*Objective*: Reproduce the lines verbatim, from the first line of the records through the line containing "watermark-techonthenet: TechOnTheNet.com <box>360", including that final line.

□ □ □ □ □

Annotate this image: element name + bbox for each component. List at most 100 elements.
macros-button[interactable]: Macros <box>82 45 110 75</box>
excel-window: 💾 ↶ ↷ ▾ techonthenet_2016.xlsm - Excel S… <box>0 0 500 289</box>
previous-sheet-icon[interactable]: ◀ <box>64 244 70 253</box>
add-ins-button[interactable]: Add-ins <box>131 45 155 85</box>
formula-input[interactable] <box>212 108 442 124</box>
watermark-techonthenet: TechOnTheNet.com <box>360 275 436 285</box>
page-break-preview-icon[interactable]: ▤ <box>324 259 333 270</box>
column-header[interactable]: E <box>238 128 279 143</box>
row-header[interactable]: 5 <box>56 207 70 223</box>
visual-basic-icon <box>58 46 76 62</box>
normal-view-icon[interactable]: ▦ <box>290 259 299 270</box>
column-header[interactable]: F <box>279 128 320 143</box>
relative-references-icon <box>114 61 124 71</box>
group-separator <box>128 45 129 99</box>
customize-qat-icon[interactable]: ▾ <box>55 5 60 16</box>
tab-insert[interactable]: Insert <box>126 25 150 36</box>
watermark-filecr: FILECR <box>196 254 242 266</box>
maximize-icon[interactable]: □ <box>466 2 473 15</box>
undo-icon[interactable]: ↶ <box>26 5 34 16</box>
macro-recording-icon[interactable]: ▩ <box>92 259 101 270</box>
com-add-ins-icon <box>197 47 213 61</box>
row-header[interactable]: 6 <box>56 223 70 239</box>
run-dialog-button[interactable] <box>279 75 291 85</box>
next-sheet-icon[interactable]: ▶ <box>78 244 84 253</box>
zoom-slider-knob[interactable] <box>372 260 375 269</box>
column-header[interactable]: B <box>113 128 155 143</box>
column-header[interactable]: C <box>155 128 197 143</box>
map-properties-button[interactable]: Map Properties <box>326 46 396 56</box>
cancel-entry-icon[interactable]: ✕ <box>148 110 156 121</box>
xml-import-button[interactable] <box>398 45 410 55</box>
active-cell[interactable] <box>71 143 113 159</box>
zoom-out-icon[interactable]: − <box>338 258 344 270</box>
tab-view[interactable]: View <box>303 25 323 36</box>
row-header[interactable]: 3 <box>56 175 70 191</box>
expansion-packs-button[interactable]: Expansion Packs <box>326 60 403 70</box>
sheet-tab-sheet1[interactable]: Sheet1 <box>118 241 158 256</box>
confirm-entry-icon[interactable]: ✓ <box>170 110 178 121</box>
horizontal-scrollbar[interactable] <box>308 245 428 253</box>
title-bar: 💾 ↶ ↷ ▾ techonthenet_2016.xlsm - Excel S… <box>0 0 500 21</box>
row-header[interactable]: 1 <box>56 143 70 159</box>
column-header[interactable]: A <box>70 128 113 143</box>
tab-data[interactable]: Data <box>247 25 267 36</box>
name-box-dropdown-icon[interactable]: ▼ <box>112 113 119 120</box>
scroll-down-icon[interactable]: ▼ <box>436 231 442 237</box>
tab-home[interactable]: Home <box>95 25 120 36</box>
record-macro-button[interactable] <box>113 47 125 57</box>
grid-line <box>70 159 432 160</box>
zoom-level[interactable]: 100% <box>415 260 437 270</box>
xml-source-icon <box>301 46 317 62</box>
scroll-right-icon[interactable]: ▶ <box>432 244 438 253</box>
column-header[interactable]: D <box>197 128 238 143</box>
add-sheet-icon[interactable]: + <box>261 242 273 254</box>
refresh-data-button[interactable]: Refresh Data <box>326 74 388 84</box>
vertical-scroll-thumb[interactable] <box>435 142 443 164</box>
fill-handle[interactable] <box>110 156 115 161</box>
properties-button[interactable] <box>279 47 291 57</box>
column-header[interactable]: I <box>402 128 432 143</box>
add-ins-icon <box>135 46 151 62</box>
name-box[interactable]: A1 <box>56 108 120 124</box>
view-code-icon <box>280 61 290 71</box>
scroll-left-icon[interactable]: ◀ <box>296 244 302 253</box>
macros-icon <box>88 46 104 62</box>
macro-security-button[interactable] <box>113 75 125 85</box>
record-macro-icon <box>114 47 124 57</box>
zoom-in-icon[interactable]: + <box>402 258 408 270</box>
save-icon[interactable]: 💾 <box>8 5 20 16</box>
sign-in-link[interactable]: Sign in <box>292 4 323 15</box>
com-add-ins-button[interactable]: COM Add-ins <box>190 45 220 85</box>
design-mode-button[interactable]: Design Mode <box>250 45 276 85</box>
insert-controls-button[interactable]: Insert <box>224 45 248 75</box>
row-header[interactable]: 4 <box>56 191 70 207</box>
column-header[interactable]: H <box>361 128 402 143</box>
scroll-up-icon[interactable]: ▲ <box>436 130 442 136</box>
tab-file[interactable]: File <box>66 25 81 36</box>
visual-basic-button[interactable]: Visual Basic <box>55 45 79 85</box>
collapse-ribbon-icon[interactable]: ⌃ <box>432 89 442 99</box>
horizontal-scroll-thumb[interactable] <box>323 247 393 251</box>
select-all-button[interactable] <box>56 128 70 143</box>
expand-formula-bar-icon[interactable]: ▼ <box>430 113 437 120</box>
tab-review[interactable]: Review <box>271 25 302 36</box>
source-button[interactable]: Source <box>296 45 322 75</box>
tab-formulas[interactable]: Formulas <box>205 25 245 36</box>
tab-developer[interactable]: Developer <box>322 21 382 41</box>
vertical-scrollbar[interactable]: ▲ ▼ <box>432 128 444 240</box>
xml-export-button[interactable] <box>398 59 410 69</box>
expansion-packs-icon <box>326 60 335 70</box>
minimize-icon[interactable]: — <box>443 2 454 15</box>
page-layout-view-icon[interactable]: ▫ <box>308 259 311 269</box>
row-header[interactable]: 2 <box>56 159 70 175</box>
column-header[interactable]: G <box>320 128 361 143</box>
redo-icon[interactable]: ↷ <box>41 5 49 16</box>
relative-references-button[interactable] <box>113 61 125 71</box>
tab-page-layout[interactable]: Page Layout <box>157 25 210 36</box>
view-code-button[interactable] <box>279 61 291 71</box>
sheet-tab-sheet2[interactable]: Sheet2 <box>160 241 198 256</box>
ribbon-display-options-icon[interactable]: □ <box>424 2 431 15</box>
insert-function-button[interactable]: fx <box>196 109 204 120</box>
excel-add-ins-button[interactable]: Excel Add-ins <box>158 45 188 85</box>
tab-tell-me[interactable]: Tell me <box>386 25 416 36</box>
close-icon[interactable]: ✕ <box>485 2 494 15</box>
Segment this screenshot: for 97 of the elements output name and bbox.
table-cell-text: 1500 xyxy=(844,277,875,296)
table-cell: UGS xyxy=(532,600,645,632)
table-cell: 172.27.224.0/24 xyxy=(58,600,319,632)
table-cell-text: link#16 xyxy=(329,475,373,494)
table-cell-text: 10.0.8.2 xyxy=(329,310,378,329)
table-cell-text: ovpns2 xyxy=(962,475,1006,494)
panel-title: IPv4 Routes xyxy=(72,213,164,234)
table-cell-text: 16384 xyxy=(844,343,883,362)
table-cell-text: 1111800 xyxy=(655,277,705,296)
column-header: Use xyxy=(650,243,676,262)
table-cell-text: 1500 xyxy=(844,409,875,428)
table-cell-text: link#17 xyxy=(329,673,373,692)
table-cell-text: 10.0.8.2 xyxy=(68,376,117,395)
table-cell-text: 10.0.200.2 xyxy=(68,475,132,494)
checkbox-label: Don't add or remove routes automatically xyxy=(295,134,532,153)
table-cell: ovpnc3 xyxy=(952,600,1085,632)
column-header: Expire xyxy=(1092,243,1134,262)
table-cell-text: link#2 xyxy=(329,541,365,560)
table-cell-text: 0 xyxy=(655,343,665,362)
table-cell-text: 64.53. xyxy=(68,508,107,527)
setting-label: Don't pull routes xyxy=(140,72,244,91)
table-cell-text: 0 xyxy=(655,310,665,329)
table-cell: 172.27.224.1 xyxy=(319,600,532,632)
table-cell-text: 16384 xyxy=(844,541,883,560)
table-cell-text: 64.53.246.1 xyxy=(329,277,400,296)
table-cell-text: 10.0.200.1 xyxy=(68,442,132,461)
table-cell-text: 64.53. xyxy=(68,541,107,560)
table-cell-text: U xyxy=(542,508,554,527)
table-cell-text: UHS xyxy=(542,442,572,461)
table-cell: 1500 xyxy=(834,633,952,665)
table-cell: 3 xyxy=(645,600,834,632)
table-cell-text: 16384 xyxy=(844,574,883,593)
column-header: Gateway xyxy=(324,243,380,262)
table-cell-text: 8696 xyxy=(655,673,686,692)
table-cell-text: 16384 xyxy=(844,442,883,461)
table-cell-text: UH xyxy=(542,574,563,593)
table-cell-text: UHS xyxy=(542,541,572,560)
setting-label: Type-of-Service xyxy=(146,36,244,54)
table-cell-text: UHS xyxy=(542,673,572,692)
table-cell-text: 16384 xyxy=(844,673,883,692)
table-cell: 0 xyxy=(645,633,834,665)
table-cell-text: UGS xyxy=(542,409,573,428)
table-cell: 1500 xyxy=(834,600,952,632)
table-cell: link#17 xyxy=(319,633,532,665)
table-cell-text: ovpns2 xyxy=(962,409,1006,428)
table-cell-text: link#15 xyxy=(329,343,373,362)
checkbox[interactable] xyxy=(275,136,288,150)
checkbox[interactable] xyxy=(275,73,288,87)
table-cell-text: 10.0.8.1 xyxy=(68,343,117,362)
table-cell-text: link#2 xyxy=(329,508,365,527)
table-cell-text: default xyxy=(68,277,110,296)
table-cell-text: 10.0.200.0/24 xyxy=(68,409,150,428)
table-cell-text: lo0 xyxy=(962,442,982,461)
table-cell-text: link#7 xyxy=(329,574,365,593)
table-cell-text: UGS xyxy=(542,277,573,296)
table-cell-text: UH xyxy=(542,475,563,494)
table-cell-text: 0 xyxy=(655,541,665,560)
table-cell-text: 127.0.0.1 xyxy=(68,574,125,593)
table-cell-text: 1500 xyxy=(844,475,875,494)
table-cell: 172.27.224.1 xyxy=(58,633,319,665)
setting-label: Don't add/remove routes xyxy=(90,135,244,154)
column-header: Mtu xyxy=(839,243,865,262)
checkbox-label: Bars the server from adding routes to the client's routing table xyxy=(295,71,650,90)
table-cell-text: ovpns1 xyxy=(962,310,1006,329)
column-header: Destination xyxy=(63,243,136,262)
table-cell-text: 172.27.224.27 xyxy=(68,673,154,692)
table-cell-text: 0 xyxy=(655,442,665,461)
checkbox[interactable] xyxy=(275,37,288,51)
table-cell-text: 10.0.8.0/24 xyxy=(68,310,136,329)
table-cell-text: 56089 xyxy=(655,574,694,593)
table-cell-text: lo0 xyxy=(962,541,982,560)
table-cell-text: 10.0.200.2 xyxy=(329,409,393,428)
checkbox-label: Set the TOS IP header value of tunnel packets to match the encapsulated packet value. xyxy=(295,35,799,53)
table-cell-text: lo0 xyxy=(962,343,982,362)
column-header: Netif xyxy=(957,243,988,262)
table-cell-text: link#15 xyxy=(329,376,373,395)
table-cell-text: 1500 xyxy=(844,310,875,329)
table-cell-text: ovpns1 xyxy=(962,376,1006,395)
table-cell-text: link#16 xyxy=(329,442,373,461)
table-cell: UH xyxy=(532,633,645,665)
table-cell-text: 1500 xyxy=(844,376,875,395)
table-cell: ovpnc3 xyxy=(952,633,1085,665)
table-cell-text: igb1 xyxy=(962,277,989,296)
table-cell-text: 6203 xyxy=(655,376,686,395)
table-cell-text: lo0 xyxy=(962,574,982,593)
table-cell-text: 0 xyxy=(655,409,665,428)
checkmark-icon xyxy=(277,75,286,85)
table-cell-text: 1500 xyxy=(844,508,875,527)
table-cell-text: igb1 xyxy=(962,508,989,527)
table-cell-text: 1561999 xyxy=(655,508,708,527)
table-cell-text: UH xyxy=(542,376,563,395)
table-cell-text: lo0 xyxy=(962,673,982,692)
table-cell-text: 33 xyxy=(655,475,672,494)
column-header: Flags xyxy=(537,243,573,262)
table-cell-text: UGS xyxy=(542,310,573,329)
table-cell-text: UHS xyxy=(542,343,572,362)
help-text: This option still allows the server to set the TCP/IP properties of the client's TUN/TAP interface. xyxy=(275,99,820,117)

□ □ □ □ □

*Task result*:
Annotate this image: element name + bbox for each component. List at most 100 elements.
macros-button[interactable]: Macros <box>82 45 110 75</box>
excel-window: 💾 ↶ ↷ ▾ techonthenet_2016.xlsm - Excel S… <box>0 0 500 289</box>
previous-sheet-icon[interactable]: ◀ <box>64 244 70 253</box>
add-ins-button[interactable]: Add-ins <box>131 45 155 85</box>
formula-input[interactable] <box>212 108 442 124</box>
watermark-techonthenet: TechOnTheNet.com <box>360 275 436 285</box>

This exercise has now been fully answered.